Dataset items:
╔══

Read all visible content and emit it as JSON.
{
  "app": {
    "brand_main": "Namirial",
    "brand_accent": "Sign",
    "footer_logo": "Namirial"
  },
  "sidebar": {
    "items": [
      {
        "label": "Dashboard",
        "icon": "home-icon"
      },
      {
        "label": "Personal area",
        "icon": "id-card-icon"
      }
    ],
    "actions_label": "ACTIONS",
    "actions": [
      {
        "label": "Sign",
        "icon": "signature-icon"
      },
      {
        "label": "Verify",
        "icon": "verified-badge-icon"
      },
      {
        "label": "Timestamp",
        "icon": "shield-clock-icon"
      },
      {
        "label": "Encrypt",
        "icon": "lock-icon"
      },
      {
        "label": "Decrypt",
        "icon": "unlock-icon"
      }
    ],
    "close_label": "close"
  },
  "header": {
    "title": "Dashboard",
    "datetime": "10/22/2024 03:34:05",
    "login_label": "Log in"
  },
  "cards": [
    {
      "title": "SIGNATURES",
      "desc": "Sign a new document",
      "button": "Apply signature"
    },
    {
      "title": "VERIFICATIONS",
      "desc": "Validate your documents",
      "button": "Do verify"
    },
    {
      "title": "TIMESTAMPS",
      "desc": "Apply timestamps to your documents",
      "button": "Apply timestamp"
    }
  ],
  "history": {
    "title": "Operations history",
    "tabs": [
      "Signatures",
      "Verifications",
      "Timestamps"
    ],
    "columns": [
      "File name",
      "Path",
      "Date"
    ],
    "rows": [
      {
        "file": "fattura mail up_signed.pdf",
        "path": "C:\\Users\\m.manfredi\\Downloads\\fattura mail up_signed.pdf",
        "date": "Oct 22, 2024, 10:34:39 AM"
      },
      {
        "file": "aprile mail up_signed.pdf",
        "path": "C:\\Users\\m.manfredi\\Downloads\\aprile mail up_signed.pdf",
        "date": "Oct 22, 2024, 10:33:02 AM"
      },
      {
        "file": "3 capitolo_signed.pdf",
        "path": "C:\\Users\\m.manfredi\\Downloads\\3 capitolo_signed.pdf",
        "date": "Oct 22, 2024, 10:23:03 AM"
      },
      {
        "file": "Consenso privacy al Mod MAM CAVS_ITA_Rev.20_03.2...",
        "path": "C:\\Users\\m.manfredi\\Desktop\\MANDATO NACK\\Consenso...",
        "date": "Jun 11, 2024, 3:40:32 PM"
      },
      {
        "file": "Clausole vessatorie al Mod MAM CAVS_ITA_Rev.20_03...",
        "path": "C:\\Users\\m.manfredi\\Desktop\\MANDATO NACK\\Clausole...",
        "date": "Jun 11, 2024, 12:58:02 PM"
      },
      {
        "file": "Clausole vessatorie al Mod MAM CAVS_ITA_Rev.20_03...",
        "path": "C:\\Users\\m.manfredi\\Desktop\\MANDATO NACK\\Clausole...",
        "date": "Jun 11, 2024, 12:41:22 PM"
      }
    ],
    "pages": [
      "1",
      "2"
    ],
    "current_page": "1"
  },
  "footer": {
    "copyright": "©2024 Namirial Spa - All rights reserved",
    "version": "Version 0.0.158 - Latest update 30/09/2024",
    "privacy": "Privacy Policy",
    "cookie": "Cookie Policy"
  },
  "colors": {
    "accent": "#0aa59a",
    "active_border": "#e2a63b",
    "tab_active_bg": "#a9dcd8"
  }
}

╚══

Instruction: Every entry must be output again, exactly as written above.

Completed exercise:
Read all visible content and emit it as JSON.
{
  "app": {
    "brand_main": "Namirial",
    "brand_accent": "Sign",
    "footer_logo": "Namirial"
  },
  "sidebar": {
    "items": [
      {
        "label": "Dashboard",
        "icon": "home-icon"
      },
      {
        "label": "Personal area",
        "icon": "id-card-icon"
      }
    ],
    "actions_label": "ACTIONS",
    "actions": [
      {
        "label": "Sign",
        "icon": "signature-icon"
      },
      {
        "label": "Verify",
        "icon": "verified-badge-icon"
      },
      {
        "label": "Timestamp",
        "icon": "shield-clock-icon"
      },
      {
        "label": "Encrypt",
        "icon": "lock-icon"
      },
      {
        "label": "Decrypt",
        "icon": "unlock-icon"
      }
    ],
    "close_label": "close"
  },
  "header": {
    "title": "Dashboard",
    "datetime": "10/22/2024 03:34:05",
    "login_label": "Log in"
  },
  "cards": [
    {
      "title": "SIGNATURES",
      "desc": "Sign a new document",
      "button": "Apply signature"
    },
    {
      "title": "VERIFICATIONS",
      "desc": "Validate your documents",
      "button": "Do verify"
    },
    {
      "title": "TIMESTAMPS",
      "desc": "Apply timestamps to your documents",
      "button": "Apply timestamp"
    }
  ],
  "history": {
    "title": "Operations history",
    "tabs": [
      "Signatures",
      "Verifications",
      "Timestamps"
    ],
    "columns": [
      "File name",
      "Path",
      "Date"
    ],
    "rows": [
      {
        "file": "fattura mail up_signed.pdf",
        "path": "C:\\Users\\m.manfredi\\Downloads\\fattura mail up_signed.pdf",
        "date": "Oct 22, 2024, 10:34:39 AM"
      },
      {
        "file": "aprile mail up_signed.pdf",
        "path": "C:\\Users\\m.manfredi\\Downloads\\aprile mail up_signed.pdf",
        "date": "Oct 22, 2024, 10:33:02 AM"
      },
      {
        "file": "3 capitolo_signed.pdf",
        "path": "C:\\Users\\m.manfredi\\Downloads\\3 capitolo_signed.pdf",
        "date": "Oct 22, 2024, 10:23:03 AM"
      },
      {
        "file": "Consenso privacy al Mod MAM CAVS_ITA_Rev.20_03.2...",
        "path": "C:\\Users\\m.manfredi\\Desktop\\MANDATO NACK\\Consenso...",
        "date": "Jun 11, 2024, 3:40:32 PM"
      },
      {
        "file": "Clausole vessatorie al Mod MAM CAVS_ITA_Rev.20_03...",
        "path": "C:\\Users\\m.manfredi\\Desktop\\MANDATO NACK\\Clausole...",
        "date": "Jun 11, 2024, 12:58:02 PM"
      },
      {
        "file": "Clausole vessatorie al Mod MAM CAVS_ITA_Rev.20_03...",
        "path": "C:\\Users\\m.manfredi\\Desktop\\MANDATO NACK\\Clausole...",
        "date": "Jun 11, 2024, 12:41:22 PM"
      }
    ],
    "pages": [
      "1",
      "2"
    ],
    "current_page": "1"
  },
  "footer": {
    "copyright": "©2024 Namirial Spa - All rights reserved",
    "version": "Version 0.0.158 - Latest update 30/09/2024",
    "privacy": "Privacy Policy",
    "cookie": "Cookie Policy"
  },
  "colors": {
    "accent": "#0aa59a",
    "active_border": "#e2a63b",
    "tab_active_bg": "#a9dcd8"
  }
}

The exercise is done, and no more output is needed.